▼▼▼
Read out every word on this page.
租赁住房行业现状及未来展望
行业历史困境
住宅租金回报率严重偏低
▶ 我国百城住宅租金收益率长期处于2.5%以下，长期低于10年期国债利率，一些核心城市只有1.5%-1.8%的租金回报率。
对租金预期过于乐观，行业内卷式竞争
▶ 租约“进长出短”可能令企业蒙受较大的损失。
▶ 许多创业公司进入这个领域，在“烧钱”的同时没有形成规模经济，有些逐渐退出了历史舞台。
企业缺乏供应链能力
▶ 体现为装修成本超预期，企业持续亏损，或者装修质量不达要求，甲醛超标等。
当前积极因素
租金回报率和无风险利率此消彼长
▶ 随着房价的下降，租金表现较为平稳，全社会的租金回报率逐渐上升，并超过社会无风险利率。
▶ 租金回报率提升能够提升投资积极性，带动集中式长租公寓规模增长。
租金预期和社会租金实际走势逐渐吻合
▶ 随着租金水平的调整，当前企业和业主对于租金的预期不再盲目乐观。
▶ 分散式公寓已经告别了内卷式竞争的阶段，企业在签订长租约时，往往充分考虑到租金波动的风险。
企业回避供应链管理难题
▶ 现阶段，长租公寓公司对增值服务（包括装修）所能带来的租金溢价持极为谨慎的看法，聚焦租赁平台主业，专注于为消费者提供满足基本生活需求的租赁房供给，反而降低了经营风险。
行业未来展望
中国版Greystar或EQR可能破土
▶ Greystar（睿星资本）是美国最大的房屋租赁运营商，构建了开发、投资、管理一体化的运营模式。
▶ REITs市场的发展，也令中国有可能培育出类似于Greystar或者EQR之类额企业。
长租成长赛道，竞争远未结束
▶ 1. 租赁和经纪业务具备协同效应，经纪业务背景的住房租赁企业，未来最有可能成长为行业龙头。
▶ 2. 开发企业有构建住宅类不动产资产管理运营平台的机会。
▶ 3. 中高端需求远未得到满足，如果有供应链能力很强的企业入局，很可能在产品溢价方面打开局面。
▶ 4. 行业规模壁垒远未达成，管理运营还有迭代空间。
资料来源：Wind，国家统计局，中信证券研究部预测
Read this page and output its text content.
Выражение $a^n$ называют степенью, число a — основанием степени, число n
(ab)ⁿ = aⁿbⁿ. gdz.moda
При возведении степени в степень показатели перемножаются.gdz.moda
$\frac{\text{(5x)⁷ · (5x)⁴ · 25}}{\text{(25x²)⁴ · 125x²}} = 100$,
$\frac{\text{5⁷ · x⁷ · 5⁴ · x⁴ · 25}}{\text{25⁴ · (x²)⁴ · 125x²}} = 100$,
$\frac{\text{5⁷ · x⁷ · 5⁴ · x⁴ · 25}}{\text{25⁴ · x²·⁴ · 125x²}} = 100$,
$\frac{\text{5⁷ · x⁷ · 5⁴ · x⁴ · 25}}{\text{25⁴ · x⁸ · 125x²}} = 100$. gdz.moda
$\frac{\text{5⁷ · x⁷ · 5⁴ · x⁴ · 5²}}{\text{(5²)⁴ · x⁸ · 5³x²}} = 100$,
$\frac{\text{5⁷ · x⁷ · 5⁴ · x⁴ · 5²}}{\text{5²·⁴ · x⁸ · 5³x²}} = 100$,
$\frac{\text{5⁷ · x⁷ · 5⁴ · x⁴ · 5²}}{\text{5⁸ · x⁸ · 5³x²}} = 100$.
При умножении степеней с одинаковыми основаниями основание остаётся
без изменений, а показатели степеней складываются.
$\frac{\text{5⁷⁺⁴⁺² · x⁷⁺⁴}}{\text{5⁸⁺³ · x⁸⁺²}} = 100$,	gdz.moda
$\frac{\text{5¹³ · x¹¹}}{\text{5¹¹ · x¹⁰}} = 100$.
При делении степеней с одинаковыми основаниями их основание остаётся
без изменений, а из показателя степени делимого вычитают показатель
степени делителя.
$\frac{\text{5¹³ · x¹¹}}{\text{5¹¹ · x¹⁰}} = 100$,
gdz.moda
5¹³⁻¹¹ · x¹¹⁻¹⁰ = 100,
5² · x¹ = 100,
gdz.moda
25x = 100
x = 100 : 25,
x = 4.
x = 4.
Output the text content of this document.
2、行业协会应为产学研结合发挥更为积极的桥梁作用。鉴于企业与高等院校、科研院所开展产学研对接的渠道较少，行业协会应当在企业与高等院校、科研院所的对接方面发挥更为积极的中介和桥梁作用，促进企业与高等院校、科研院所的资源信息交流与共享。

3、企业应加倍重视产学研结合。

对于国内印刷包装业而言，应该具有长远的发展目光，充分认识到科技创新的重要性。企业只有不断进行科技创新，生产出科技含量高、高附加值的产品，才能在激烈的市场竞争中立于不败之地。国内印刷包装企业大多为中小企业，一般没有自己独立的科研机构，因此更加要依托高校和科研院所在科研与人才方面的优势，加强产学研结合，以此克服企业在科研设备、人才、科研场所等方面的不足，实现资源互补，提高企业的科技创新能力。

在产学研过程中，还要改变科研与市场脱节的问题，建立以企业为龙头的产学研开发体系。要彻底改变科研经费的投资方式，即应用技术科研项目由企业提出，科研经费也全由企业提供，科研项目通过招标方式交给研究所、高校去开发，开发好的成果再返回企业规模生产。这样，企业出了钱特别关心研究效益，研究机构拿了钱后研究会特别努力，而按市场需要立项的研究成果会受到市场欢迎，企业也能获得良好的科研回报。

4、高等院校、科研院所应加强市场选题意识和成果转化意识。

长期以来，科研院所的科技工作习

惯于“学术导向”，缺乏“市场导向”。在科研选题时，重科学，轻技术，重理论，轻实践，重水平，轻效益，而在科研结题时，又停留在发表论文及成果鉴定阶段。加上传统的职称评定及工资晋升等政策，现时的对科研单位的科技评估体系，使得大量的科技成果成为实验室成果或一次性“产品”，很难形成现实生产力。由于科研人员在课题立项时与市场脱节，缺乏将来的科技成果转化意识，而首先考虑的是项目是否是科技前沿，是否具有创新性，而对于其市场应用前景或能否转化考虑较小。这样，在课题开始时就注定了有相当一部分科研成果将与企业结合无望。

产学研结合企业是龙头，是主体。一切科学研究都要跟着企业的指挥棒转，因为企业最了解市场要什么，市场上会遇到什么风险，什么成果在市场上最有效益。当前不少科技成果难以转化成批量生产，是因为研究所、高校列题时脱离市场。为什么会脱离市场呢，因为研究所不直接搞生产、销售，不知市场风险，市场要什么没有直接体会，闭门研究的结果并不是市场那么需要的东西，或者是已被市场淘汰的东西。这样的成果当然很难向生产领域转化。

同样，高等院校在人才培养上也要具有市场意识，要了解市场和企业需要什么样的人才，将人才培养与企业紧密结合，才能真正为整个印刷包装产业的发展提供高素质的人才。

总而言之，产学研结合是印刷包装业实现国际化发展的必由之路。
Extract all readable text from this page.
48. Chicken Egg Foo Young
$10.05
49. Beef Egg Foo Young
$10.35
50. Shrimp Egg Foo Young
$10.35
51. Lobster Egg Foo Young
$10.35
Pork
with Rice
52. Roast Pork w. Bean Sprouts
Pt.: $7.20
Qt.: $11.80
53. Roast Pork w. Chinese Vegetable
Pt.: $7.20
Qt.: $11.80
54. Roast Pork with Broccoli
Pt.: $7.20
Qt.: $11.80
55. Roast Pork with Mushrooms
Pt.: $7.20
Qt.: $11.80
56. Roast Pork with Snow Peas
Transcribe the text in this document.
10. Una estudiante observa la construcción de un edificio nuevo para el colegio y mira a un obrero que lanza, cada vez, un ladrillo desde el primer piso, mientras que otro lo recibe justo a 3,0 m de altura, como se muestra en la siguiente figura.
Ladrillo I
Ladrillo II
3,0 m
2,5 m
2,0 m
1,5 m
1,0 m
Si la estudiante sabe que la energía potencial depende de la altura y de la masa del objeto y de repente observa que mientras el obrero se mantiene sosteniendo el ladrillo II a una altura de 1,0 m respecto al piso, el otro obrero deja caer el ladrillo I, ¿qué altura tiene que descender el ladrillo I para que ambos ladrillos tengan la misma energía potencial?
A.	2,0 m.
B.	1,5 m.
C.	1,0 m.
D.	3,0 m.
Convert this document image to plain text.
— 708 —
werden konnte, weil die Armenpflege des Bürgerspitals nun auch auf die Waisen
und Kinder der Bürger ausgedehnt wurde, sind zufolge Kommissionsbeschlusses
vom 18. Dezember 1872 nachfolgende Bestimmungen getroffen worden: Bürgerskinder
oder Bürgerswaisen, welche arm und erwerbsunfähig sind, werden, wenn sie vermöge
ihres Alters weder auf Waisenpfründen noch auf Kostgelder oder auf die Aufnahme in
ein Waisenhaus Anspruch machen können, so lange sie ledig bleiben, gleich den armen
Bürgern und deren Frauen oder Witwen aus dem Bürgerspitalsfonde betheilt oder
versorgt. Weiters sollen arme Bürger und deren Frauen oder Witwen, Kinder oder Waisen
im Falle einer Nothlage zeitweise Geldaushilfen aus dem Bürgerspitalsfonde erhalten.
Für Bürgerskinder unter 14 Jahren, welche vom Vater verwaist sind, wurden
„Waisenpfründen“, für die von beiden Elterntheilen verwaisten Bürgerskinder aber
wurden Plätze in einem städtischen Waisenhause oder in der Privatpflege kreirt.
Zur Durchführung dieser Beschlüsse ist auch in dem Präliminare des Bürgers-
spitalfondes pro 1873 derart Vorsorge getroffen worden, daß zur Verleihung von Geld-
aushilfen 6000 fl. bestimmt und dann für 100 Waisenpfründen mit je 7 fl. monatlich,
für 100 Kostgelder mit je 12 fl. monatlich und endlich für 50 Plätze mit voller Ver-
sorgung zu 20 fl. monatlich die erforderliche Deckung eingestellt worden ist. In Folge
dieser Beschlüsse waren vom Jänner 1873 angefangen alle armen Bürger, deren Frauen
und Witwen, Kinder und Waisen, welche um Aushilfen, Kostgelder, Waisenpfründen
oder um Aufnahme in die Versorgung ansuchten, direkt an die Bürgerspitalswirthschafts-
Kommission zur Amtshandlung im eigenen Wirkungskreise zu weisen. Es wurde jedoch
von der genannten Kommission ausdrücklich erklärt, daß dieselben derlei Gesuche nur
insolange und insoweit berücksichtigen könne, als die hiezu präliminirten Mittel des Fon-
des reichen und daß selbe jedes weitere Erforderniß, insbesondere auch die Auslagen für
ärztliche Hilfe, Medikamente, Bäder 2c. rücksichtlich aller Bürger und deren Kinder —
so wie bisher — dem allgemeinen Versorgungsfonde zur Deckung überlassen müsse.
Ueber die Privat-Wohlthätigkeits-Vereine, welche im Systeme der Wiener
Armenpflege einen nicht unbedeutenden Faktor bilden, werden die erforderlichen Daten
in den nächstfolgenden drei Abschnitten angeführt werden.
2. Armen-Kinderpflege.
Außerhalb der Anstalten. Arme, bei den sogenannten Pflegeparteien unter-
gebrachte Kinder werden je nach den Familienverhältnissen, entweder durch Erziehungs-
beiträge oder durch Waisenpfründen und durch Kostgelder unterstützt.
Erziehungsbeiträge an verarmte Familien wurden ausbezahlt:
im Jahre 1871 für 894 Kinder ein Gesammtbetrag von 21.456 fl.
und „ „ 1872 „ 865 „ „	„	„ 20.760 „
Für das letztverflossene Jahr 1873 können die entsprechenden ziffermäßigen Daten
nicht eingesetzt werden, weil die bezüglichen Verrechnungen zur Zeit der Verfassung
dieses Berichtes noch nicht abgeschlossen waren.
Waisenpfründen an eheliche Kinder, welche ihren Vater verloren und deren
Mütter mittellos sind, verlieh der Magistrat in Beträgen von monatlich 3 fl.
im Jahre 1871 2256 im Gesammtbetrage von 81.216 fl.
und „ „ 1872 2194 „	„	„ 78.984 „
▲▲▲
PROBLEM TO SOLVE:
Out of the preceding entries, pull every line containing the string "Kostgelder".

EXPECTED ANSWER:
ihres Alters weder auf Waisenpfründen noch auf Kostgelder oder auf die Aufnahme in
für 100 Kostgelder mit je 12 fl. monatlich und endlich für 50 Plätze mit voller Ver-
und Witwen, Kinder und Waisen, welche um Aushilfen, Kostgelder, Waisenpfründen
beiträge oder durch Waisenpfründen und durch Kostgelder unterstützt.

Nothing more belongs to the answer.